--- START TASK DATA ---

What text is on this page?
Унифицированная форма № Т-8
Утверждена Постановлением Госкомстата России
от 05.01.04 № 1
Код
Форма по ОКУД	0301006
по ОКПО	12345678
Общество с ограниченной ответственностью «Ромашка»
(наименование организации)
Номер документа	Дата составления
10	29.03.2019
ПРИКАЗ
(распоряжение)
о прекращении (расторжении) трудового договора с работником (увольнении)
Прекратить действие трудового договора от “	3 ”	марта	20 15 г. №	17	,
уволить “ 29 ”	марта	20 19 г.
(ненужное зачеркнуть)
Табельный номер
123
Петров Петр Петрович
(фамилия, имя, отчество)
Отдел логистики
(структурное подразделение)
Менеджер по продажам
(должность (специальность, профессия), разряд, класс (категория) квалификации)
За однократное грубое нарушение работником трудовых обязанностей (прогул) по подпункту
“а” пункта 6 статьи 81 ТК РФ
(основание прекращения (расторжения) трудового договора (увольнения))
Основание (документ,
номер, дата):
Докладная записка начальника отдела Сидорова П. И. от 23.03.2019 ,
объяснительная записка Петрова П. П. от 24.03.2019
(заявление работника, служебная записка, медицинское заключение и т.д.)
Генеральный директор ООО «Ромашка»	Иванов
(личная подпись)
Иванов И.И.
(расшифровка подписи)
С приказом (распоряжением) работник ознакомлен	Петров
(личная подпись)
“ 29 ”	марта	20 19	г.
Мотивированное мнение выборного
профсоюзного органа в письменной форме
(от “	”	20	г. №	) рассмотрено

--- END TASK DATA ---

--- WHAT YOU WILL DO ---
Would you copy out each line exactly as written?

--- WRITTEN RESPONSE ---
What text is on this page?
Унифицированная форма № Т-8
Утверждена Постановлением Госкомстата России
от 05.01.04 № 1
Код
Форма по ОКУД	0301006
по ОКПО	12345678
Общество с ограниченной ответственностью «Ромашка»
(наименование организации)
Номер документа	Дата составления
10	29.03.2019
ПРИКАЗ
(распоряжение)
о прекращении (расторжении) трудового договора с работником (увольнении)
Прекратить действие трудового договора от “	3 ”	марта	20 15 г. №	17	,
уволить “ 29 ”	марта	20 19 г.
(ненужное зачеркнуть)
Табельный номер
123
Петров Петр Петрович
(фамилия, имя, отчество)
Отдел логистики
(структурное подразделение)
Менеджер по продажам
(должность (специальность, профессия), разряд, класс (категория) квалификации)
За однократное грубое нарушение работником трудовых обязанностей (прогул) по подпункту
“а” пункта 6 статьи 81 ТК РФ
(основание прекращения (расторжения) трудового договора (увольнения))
Основание (документ,
номер, дата):
Докладная записка начальника отдела Сидорова П. И. от 23.03.2019 ,
объяснительная записка Петрова П. П. от 24.03.2019
(заявление работника, служебная записка, медицинское заключение и т.д.)
Генеральный директор ООО «Ромашка»	Иванов
(личная подпись)
Иванов И.И.
(расшифровка подписи)
С приказом (распоряжением) работник ознакомлен	Петров
(личная подпись)
“ 29 ”	марта	20 19	г.
Мотивированное мнение выборного
профсоюзного органа в письменной форме
(от “	”	20	г. №	) рассмотрено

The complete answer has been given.